**SET TASK**:
Count the lines below that contain the word "would" and give only the number.

**SUPPLIED MATERIAL**:
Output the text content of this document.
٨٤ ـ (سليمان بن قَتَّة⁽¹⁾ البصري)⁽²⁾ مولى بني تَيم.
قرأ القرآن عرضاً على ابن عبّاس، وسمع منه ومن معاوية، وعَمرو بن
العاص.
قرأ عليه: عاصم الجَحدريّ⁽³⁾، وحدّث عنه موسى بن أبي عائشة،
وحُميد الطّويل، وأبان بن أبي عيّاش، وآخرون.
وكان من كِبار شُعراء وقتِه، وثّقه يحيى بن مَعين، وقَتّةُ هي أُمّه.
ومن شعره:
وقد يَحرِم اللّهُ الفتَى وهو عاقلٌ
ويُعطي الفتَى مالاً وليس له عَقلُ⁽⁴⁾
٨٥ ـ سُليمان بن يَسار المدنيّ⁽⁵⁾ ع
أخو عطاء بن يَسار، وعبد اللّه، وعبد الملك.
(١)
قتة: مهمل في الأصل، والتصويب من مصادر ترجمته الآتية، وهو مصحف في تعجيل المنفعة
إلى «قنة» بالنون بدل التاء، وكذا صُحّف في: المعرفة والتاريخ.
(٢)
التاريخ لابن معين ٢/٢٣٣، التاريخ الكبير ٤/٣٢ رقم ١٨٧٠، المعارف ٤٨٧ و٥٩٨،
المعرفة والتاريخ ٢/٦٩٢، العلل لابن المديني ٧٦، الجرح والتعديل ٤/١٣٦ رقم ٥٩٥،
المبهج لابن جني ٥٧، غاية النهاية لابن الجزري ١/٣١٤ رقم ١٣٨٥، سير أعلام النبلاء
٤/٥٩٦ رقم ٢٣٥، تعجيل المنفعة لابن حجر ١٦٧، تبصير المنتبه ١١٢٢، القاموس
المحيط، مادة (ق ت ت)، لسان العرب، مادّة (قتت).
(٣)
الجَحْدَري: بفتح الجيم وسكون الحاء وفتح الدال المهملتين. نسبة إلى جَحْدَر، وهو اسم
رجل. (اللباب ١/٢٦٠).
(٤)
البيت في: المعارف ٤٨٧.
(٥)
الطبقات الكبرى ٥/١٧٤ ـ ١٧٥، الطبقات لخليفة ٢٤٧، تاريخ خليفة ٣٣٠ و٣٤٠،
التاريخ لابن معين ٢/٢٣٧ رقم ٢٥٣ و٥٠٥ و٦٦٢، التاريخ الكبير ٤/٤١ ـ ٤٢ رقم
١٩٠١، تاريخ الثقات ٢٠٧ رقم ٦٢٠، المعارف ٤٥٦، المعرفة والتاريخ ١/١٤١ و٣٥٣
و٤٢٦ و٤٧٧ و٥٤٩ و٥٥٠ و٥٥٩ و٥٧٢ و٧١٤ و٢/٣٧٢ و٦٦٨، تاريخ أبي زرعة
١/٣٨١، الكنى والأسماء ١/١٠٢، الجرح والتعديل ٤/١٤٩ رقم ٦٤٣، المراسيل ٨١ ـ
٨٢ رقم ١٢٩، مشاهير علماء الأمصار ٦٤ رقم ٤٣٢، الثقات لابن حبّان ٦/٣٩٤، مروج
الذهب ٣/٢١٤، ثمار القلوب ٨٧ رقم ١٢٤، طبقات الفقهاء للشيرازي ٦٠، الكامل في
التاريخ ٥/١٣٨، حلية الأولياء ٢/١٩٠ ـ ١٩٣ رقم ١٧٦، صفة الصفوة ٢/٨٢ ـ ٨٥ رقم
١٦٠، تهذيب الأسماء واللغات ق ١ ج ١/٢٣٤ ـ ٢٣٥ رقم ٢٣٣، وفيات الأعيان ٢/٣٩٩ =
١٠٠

---

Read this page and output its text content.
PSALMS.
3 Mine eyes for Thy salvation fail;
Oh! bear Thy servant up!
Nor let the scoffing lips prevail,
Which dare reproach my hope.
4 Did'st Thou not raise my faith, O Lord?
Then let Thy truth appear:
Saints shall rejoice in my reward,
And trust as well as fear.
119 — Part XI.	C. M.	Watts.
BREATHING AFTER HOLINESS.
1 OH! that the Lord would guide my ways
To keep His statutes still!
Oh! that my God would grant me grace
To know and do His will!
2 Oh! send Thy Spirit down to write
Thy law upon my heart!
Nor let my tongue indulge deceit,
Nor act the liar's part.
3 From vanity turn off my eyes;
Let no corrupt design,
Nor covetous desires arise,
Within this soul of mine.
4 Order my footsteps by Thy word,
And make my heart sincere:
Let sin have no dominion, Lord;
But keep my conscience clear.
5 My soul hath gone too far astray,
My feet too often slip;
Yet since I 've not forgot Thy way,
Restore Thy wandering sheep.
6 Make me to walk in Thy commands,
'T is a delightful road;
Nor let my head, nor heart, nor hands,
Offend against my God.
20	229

--

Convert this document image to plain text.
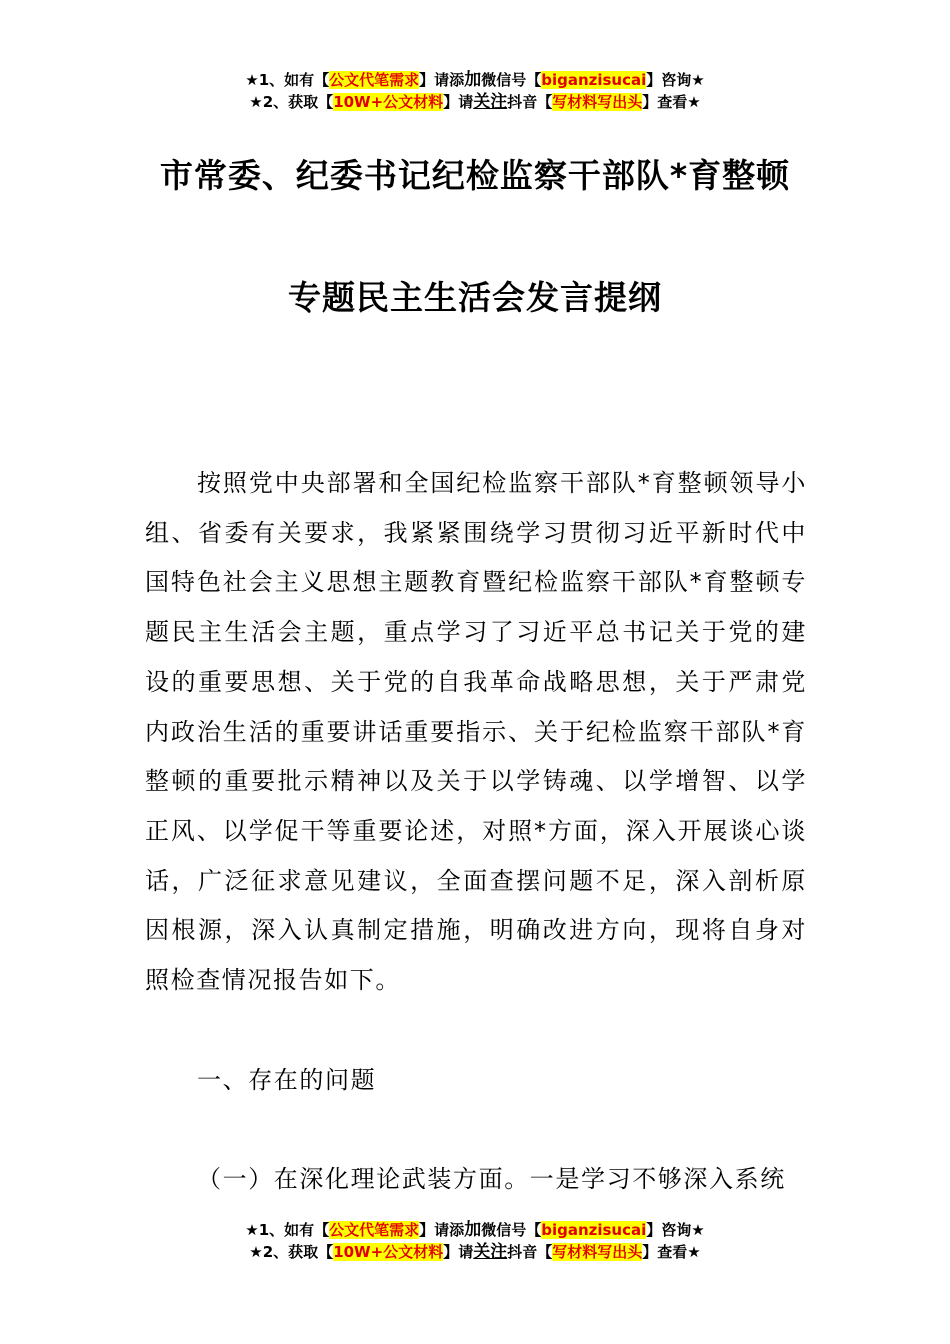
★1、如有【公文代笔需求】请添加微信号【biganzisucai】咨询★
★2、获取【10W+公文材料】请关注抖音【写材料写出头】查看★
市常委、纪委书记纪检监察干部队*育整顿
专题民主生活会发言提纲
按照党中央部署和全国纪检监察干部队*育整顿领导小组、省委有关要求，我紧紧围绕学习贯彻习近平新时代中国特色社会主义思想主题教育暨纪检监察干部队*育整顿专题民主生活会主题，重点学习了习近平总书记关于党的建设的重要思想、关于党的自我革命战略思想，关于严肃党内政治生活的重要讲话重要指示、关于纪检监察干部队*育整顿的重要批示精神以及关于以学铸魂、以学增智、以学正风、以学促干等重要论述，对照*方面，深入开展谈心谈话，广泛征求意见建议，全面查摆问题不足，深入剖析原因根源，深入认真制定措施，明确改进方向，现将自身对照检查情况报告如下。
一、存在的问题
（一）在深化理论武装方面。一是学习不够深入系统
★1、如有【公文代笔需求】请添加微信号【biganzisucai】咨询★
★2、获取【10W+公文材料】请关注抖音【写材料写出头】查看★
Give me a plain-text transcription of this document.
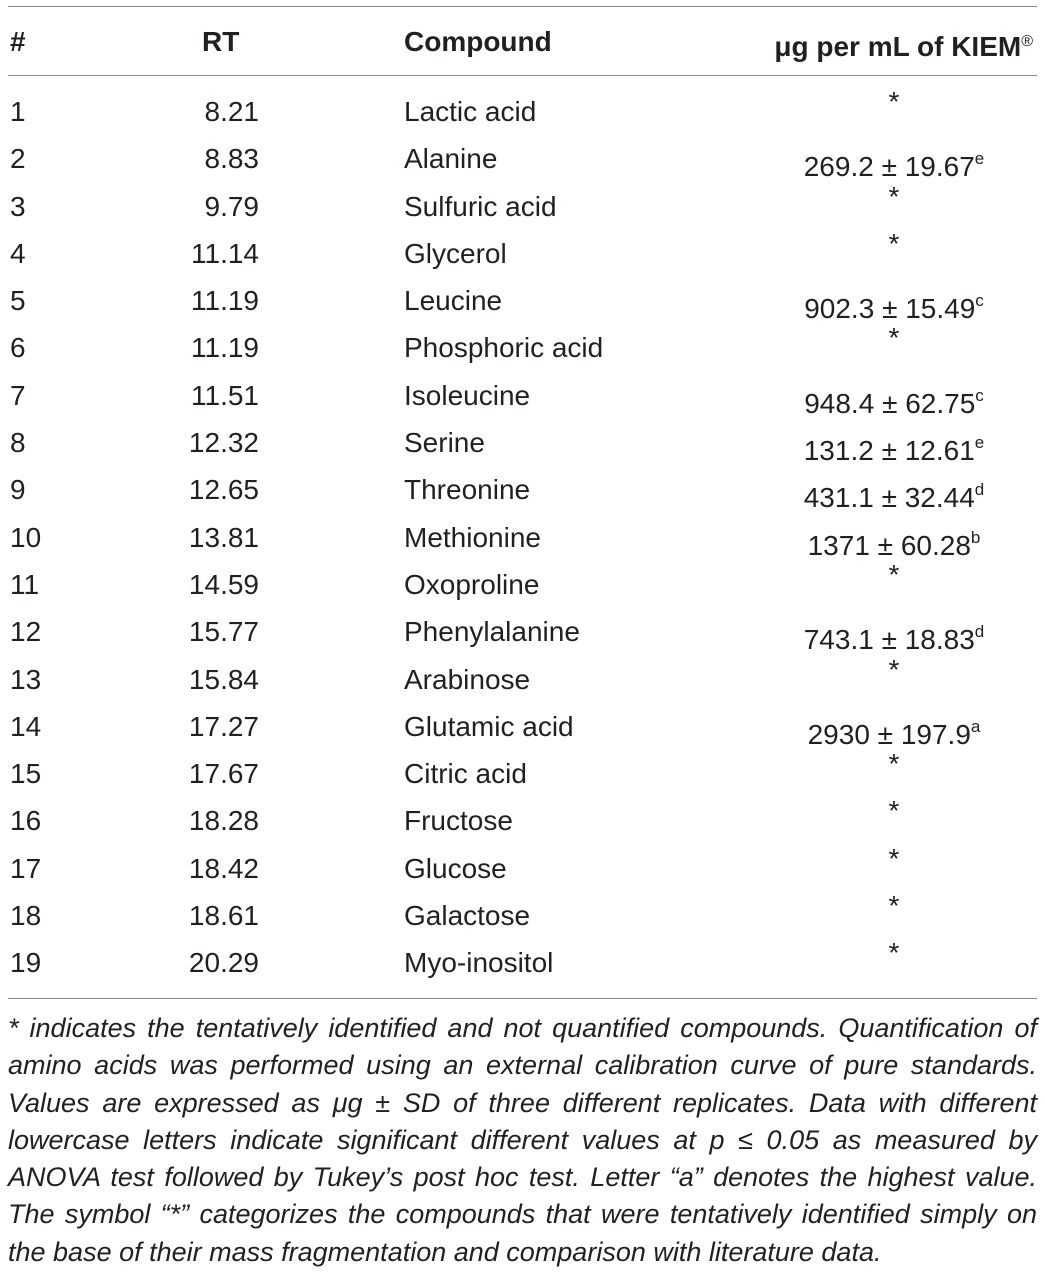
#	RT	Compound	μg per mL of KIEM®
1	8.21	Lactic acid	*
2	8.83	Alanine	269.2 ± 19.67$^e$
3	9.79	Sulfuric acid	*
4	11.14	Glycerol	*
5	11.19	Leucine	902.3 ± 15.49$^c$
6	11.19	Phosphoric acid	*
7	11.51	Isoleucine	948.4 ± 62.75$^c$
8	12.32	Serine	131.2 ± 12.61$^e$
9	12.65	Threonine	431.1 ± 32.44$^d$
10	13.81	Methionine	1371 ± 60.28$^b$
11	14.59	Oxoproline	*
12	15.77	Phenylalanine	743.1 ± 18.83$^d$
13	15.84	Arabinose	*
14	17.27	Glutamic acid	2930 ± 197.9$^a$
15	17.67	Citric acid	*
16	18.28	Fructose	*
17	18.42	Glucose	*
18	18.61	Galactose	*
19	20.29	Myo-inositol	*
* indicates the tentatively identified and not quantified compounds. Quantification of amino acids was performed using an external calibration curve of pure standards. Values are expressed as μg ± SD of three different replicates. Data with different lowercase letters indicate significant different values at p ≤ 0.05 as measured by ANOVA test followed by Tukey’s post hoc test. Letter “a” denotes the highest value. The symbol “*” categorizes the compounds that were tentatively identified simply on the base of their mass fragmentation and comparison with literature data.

**SOLUTION FOR THIS TASK**:
2